#### What you should do:
Reading the listing below, count the lines that contain the word "Bike" and give that count alone.

#### Items:
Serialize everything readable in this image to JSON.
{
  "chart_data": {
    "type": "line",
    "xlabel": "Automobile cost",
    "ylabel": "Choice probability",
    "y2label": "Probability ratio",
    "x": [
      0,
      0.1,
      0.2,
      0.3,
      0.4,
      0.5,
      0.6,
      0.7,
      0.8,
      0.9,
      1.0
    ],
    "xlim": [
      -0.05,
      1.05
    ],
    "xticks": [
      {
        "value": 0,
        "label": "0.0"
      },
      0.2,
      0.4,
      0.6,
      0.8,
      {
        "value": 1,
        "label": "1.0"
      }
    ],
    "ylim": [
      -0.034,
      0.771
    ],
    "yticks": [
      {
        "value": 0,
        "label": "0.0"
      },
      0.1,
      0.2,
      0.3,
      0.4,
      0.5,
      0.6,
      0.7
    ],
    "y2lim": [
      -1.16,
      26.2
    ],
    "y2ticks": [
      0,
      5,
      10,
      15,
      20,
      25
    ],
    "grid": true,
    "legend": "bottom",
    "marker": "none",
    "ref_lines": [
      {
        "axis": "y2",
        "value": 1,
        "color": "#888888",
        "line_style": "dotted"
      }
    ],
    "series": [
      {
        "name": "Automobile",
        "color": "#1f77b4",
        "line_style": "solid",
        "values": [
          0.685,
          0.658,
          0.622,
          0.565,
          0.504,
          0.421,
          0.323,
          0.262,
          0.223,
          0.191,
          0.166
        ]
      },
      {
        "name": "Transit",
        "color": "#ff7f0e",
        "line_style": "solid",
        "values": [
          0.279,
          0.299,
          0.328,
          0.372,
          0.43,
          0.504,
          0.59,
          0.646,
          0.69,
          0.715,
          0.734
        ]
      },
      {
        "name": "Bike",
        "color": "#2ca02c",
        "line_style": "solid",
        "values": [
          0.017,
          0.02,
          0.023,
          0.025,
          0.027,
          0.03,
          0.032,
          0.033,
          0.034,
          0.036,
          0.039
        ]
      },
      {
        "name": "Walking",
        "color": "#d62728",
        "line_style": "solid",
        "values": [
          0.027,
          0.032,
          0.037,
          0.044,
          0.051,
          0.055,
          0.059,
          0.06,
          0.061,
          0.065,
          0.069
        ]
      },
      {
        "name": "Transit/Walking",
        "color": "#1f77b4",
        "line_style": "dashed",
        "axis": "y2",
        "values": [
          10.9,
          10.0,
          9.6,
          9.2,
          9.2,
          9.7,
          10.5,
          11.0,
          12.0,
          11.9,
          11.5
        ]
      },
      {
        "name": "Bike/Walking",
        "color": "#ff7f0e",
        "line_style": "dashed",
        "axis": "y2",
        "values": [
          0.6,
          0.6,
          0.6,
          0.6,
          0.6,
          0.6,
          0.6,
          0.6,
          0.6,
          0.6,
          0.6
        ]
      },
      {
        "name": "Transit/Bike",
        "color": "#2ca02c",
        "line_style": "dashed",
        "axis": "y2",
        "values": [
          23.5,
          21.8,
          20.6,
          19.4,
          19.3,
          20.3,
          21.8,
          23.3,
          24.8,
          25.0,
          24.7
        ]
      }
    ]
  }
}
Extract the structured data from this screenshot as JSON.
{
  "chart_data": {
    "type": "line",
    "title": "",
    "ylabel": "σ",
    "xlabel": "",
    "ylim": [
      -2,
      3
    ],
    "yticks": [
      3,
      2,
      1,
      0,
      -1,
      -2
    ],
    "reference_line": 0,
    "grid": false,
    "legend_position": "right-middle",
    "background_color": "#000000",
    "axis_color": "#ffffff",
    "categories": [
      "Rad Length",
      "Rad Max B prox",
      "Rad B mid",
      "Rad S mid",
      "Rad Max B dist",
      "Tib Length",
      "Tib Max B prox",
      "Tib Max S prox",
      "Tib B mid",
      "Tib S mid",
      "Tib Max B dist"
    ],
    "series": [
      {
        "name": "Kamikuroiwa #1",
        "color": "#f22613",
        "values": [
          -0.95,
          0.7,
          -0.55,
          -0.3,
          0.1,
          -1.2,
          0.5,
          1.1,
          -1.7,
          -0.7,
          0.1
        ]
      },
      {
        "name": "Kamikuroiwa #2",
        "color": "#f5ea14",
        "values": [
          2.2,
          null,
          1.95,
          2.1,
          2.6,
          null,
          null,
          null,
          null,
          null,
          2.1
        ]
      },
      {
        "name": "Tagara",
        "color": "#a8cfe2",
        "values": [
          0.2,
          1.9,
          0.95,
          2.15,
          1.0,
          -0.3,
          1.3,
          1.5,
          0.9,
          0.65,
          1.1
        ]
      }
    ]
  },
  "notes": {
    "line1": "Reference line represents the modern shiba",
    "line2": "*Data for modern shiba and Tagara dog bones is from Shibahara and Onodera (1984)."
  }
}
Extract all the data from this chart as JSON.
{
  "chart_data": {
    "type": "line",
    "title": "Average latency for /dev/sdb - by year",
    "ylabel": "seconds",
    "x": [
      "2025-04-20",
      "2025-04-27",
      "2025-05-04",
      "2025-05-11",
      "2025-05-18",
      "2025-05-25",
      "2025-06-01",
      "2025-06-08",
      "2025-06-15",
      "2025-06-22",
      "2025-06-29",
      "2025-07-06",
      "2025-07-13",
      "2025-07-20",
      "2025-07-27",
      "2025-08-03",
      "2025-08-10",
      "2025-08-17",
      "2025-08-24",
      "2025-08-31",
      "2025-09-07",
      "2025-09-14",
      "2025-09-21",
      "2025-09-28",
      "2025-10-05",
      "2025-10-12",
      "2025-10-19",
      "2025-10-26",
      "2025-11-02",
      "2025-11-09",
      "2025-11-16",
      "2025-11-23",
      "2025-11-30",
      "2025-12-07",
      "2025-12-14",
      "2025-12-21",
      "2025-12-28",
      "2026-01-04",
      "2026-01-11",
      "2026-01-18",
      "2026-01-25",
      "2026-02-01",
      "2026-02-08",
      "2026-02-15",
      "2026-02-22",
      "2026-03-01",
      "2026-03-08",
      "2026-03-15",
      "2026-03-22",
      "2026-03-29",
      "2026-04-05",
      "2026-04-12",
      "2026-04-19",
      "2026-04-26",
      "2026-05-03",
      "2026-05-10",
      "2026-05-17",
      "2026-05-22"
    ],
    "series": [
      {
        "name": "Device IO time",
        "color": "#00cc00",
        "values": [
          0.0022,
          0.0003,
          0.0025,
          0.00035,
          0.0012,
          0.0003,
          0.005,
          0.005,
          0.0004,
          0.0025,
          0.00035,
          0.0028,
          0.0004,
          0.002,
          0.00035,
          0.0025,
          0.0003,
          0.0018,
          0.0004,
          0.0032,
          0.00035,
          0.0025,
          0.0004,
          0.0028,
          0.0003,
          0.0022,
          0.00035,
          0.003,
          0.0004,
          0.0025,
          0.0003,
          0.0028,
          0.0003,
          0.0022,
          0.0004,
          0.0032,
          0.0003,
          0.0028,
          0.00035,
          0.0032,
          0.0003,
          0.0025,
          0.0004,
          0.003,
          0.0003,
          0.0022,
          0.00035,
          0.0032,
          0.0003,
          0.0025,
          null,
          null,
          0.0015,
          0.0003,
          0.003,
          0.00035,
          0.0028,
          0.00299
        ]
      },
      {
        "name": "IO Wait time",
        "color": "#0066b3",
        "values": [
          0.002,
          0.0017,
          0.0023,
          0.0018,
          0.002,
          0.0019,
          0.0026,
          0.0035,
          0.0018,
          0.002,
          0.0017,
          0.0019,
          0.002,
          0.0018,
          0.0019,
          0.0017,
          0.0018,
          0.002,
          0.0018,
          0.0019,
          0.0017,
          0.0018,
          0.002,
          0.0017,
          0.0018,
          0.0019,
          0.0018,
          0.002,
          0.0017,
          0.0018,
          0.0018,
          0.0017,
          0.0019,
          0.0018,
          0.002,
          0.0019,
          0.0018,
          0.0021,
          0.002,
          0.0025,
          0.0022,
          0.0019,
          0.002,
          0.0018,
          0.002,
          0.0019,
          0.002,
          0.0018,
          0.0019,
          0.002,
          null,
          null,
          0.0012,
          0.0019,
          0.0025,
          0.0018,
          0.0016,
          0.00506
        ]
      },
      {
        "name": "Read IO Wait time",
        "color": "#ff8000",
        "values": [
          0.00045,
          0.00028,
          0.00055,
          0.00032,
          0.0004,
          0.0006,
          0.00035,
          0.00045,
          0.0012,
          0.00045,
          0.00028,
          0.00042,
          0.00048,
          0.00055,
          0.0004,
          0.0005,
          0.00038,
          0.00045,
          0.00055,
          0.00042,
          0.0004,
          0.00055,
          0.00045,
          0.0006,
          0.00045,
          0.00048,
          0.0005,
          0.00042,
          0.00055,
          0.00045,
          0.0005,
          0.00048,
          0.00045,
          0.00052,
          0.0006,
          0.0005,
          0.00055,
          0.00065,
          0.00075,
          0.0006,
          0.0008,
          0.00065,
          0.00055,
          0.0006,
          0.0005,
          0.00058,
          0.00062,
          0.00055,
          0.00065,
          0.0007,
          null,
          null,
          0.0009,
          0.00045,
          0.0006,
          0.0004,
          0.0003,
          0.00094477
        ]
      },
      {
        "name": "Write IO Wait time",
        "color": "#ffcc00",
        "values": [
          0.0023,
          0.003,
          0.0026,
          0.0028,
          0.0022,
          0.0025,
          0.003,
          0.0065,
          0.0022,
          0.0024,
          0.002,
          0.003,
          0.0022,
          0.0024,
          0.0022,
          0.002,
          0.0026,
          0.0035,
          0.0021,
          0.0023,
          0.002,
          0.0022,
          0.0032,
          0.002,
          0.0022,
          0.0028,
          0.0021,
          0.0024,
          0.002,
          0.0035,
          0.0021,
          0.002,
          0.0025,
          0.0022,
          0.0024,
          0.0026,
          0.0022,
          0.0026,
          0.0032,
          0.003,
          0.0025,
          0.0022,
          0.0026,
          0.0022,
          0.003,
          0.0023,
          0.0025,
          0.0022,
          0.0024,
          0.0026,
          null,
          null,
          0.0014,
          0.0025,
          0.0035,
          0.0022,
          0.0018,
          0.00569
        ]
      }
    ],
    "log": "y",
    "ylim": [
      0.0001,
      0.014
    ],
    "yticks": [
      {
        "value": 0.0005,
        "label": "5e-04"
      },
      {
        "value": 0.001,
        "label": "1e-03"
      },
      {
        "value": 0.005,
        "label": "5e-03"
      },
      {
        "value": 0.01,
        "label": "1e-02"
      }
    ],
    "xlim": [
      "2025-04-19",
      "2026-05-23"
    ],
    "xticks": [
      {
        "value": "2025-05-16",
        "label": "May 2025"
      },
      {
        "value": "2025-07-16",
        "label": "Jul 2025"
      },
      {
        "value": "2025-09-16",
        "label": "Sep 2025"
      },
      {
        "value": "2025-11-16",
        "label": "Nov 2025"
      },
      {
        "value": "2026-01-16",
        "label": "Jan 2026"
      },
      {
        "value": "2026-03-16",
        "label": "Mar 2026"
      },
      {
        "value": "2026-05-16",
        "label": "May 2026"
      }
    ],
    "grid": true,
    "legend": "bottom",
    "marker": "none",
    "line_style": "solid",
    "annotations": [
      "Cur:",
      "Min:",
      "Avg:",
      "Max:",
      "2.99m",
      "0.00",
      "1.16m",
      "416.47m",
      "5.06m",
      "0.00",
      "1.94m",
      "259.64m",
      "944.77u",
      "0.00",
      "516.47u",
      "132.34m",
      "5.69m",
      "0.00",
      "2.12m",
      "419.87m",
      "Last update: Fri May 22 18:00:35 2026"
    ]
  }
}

#### Solution below:
3